◆ Extracted information:

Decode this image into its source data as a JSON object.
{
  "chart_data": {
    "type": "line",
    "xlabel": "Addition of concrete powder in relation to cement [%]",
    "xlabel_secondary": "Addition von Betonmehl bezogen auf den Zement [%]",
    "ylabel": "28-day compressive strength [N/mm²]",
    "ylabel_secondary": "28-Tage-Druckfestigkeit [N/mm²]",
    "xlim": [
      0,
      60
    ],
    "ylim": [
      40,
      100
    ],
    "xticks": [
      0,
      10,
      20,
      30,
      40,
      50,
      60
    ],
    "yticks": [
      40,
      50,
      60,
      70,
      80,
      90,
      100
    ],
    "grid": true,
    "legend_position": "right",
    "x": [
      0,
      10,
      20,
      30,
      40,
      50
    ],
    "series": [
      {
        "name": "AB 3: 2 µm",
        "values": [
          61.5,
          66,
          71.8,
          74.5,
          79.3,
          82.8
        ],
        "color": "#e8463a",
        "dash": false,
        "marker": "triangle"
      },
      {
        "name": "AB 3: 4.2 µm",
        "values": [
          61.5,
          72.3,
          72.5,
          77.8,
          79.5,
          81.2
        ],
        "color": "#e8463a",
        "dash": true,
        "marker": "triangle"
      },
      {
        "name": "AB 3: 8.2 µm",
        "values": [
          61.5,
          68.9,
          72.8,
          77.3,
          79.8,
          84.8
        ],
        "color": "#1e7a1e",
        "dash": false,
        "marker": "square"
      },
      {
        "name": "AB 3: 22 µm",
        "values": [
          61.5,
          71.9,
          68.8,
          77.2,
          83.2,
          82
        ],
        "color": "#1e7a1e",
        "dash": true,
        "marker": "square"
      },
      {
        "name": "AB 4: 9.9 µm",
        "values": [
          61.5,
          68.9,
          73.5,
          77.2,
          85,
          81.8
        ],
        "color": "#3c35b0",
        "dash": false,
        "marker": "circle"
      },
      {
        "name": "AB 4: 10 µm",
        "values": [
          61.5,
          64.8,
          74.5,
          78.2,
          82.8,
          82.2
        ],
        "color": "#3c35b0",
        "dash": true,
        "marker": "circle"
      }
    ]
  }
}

==

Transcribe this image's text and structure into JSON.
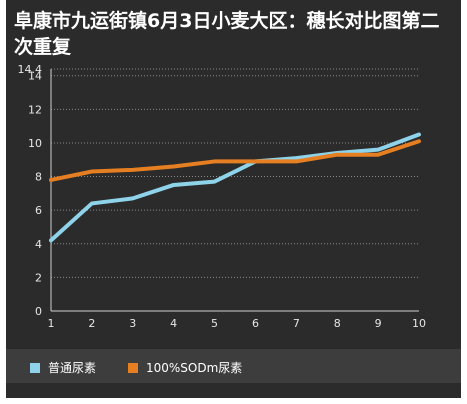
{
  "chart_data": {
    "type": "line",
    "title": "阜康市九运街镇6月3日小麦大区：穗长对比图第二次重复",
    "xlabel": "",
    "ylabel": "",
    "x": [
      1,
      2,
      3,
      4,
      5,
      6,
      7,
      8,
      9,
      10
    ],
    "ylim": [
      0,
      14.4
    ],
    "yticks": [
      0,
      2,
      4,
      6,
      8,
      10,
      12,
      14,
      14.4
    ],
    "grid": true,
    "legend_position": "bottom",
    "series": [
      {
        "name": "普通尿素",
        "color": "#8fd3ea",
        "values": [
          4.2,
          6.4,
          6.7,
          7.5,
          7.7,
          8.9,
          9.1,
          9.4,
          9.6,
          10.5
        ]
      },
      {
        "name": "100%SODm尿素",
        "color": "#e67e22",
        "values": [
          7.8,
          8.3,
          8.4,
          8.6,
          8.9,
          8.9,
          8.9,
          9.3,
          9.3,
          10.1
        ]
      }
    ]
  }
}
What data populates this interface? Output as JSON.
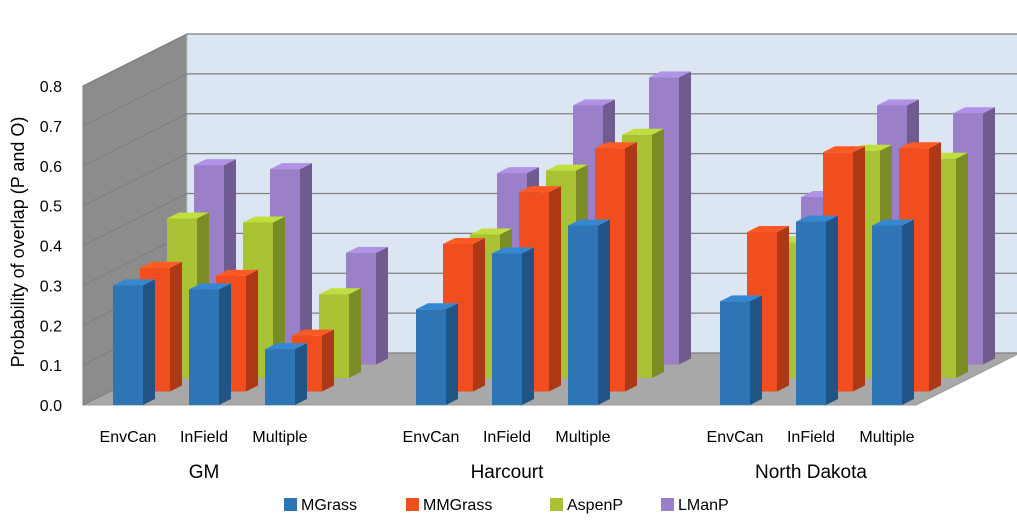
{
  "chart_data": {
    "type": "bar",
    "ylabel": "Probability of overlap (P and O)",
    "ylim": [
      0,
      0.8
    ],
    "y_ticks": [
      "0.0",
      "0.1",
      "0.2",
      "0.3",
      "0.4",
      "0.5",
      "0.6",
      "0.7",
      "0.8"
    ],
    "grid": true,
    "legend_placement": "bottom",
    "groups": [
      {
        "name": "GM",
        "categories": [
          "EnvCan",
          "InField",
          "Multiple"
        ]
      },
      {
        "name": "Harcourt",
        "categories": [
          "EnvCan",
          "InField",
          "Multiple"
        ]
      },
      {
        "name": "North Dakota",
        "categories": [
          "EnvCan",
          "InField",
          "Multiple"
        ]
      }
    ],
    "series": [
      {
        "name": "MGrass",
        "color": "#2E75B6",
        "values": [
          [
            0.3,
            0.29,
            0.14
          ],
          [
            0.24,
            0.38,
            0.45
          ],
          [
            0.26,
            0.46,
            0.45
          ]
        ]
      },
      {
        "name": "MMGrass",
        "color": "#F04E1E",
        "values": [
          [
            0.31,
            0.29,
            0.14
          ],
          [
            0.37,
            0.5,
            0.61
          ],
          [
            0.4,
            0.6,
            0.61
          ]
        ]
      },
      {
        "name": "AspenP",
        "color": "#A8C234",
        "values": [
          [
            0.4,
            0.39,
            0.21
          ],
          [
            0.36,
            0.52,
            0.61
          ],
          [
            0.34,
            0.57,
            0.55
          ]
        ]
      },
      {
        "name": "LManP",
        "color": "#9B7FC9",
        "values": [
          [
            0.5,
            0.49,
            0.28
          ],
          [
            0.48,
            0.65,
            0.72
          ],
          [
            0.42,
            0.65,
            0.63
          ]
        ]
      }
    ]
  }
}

◆ Request:
From the listing above, copy out each line where the word "this" appears.

◆ Completed exercise:
Decode this image into its source data as a JSON object.
Transcribe this image's text and structure into JSON.
What data populates this interface? Output as JSON.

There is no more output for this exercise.